# Supplied information start
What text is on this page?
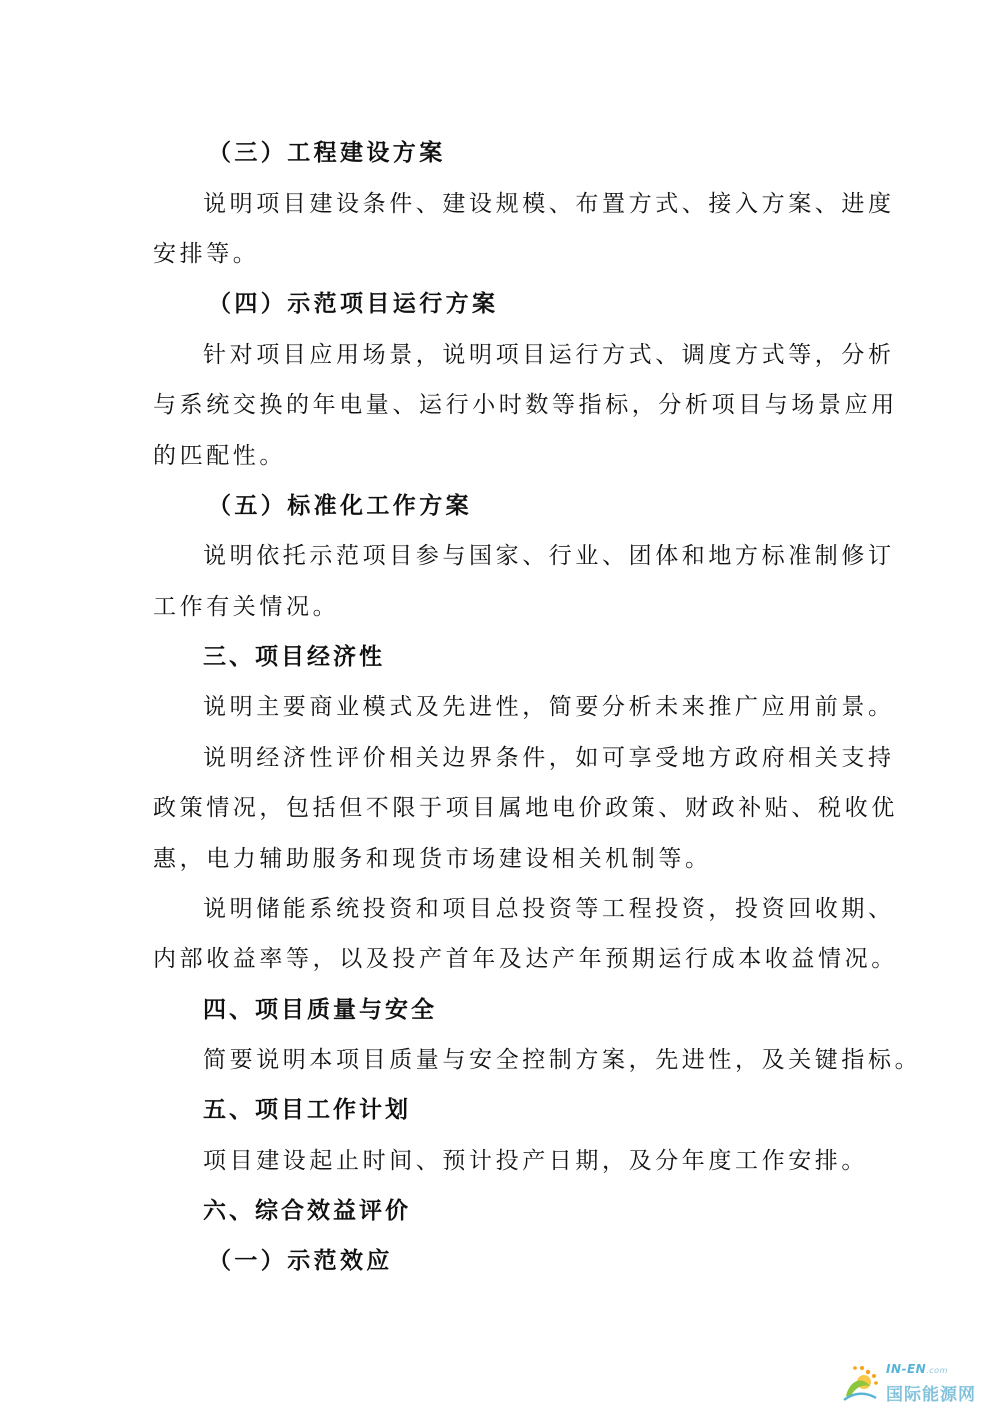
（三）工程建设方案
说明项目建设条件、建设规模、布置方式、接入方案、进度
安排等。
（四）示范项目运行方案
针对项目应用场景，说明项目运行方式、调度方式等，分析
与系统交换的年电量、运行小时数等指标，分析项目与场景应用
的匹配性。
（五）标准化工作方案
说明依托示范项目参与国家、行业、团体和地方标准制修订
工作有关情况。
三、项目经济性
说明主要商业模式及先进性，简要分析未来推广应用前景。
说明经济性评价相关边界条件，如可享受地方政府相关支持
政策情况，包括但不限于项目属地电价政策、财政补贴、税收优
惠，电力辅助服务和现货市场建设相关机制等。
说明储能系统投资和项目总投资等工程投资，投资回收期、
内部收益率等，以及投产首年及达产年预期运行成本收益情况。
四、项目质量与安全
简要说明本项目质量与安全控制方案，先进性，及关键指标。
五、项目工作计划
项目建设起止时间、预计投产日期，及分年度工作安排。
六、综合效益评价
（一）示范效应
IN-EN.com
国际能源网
# Supplied information end
**What you are asked to do**
Reproduce the full listing above verbatim, with no pictures included.

**Task result**
What text is on this page?
（三）工程建设方案
说明项目建设条件、建设规模、布置方式、接入方案、进度
安排等。
（四）示范项目运行方案
针对项目应用场景，说明项目运行方式、调度方式等，分析
与系统交换的年电量、运行小时数等指标，分析项目与场景应用
的匹配性。
（五）标准化工作方案
说明依托示范项目参与国家、行业、团体和地方标准制修订
工作有关情况。
三、项目经济性
说明主要商业模式及先进性，简要分析未来推广应用前景。
说明经济性评价相关边界条件，如可享受地方政府相关支持
政策情况，包括但不限于项目属地电价政策、财政补贴、税收优
惠，电力辅助服务和现货市场建设相关机制等。
说明储能系统投资和项目总投资等工程投资，投资回收期、
内部收益率等，以及投产首年及达产年预期运行成本收益情况。
四、项目质量与安全
简要说明本项目质量与安全控制方案，先进性，及关键指标。
五、项目工作计划
项目建设起止时间、预计投产日期，及分年度工作安排。
六、综合效益评价
（一）示范效应
IN-EN.com
国际能源网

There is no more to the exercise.